* [SET EXERCISE] Note each line that includes the word "lots". Copy those lines.

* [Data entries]
..............................
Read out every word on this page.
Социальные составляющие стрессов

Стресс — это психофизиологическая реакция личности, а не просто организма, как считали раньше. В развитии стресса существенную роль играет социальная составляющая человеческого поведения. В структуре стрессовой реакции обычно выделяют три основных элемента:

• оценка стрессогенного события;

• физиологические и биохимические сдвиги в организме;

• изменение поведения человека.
..............................
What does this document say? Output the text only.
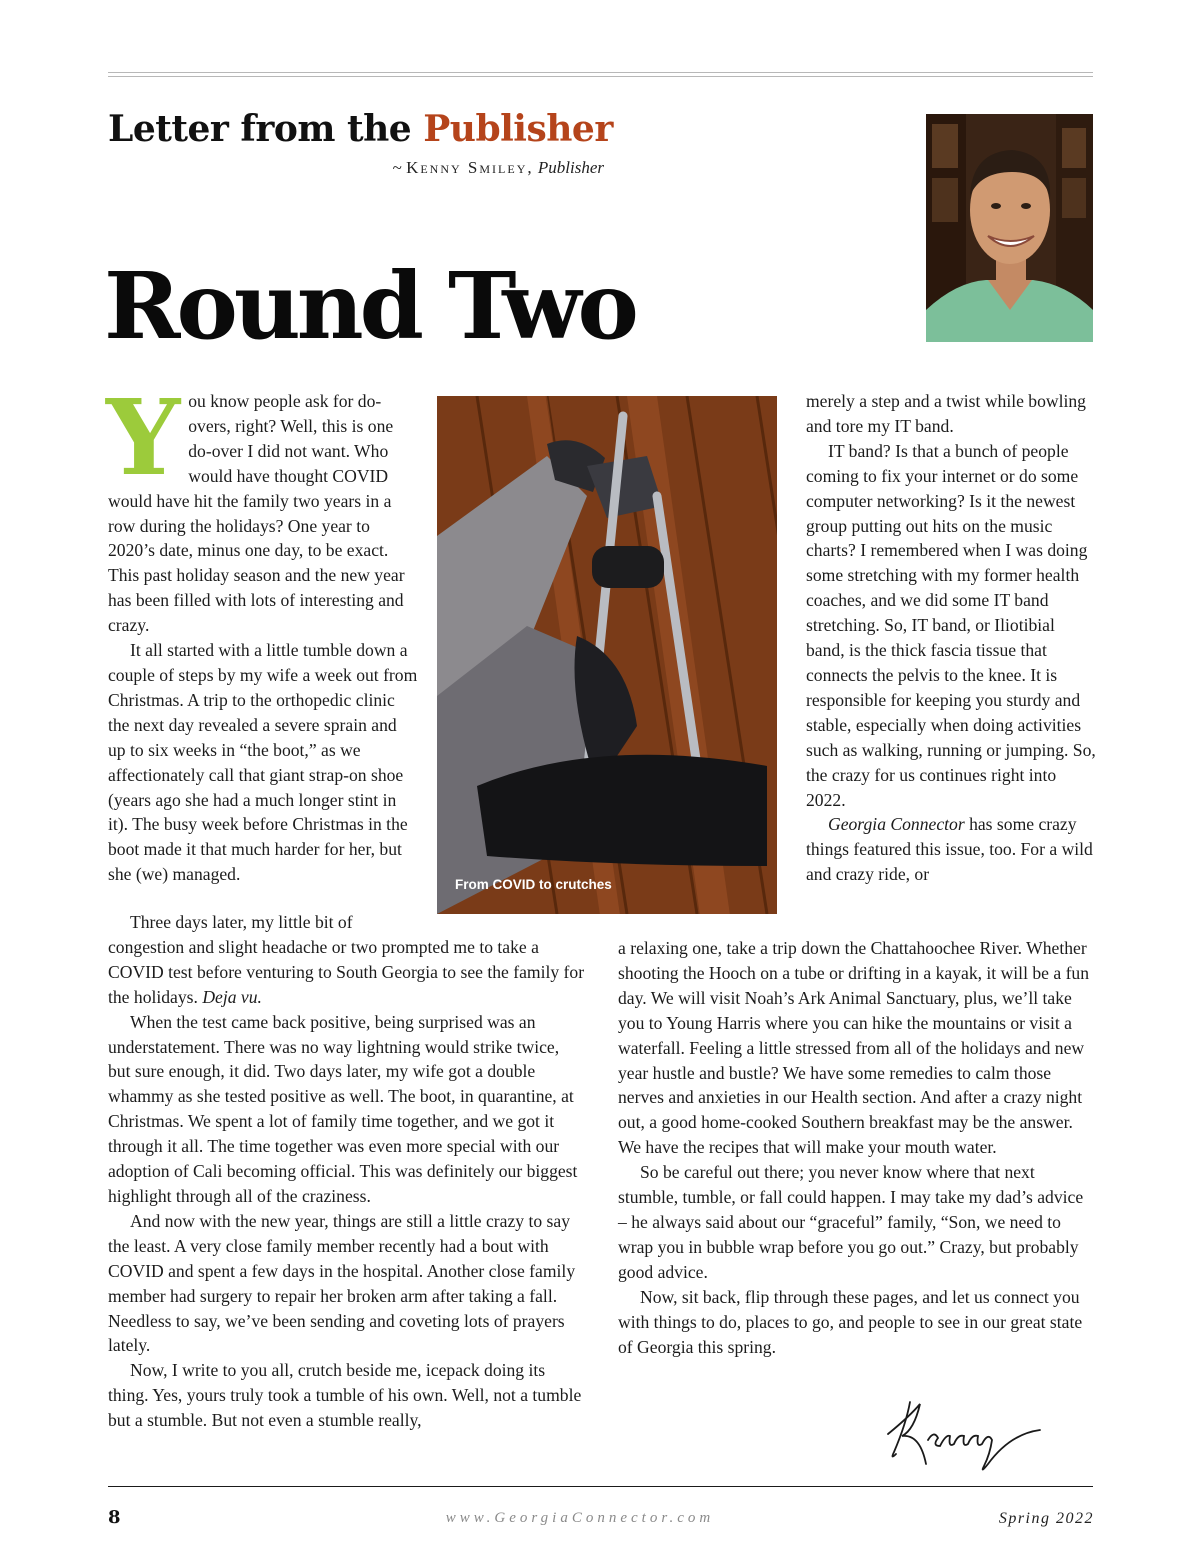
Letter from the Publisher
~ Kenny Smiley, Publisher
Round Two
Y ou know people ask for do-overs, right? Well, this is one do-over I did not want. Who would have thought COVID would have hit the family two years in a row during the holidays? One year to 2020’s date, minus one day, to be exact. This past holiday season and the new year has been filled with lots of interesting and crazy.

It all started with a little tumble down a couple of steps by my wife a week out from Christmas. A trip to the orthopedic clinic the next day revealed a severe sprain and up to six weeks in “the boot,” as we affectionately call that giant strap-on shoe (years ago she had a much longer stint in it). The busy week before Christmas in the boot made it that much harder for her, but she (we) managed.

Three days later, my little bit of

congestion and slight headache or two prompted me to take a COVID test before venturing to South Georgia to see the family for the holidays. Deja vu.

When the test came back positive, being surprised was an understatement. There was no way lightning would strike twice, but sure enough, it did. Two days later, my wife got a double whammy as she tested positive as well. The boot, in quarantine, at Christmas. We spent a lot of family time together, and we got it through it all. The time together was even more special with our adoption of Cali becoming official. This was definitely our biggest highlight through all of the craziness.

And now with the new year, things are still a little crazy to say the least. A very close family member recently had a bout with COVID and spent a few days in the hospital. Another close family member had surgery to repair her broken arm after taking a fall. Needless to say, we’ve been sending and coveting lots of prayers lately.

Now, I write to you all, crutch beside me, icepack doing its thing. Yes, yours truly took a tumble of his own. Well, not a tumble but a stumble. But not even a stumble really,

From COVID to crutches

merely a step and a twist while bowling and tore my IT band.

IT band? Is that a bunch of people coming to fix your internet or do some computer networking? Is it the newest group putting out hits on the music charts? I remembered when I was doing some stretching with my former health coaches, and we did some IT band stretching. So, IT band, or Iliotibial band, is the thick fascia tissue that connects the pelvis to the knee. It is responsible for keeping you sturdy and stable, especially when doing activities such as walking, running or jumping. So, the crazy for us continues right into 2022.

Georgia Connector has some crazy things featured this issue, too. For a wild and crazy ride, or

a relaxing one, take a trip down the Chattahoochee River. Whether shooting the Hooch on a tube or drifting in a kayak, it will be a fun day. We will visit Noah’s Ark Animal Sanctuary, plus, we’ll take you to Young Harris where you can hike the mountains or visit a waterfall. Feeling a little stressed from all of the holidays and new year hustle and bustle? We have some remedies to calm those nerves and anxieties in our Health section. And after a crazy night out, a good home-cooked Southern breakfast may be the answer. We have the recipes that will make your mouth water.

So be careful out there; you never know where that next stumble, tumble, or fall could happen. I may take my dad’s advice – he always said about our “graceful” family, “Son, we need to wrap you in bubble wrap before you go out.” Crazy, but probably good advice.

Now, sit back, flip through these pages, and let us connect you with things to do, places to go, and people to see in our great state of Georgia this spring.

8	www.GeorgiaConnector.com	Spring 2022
..............................
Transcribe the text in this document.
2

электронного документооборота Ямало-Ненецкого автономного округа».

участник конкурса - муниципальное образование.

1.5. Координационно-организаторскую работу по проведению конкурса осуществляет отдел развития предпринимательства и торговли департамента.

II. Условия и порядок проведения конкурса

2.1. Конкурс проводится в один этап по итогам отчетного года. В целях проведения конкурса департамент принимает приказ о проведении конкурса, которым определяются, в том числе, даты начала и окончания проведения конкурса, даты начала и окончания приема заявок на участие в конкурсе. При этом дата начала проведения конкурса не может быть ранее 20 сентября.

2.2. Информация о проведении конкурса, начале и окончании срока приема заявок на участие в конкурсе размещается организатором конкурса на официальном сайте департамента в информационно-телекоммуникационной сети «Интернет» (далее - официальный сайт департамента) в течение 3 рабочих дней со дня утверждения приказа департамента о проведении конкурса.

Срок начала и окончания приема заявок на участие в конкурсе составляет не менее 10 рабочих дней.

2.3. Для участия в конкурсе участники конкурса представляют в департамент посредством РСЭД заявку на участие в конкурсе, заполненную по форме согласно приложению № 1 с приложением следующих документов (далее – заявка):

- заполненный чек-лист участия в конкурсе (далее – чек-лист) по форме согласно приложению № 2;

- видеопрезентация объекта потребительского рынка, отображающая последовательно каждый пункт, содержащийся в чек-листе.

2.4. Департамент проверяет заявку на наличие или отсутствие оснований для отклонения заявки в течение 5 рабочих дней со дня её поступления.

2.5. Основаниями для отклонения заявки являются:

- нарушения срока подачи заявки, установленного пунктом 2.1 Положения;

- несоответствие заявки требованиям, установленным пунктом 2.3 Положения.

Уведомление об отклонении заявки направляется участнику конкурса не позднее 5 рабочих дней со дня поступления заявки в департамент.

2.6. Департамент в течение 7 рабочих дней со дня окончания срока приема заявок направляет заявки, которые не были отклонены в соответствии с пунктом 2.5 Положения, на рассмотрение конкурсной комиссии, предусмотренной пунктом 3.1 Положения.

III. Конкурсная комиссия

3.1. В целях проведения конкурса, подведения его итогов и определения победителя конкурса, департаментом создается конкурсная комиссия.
..............................
* [EXERCISE RESPONSE]
Y ou know people ask for do-overs, right? Well, this is one do-over I did not want. Who would have thought COVID would have hit the family two years in a row during the holidays? One year to 2020’s date, minus one day, to be exact. This past holiday season and the new year has been filled with lots of interesting and crazy.
And now with the new year, things are still a little crazy to say the least. A very close family member recently had a bout with COVID and spent a few days in the hospital. Another close family member had surgery to repair her broken arm after taking a fall. Needless to say, we’ve been sending and coveting lots of prayers lately.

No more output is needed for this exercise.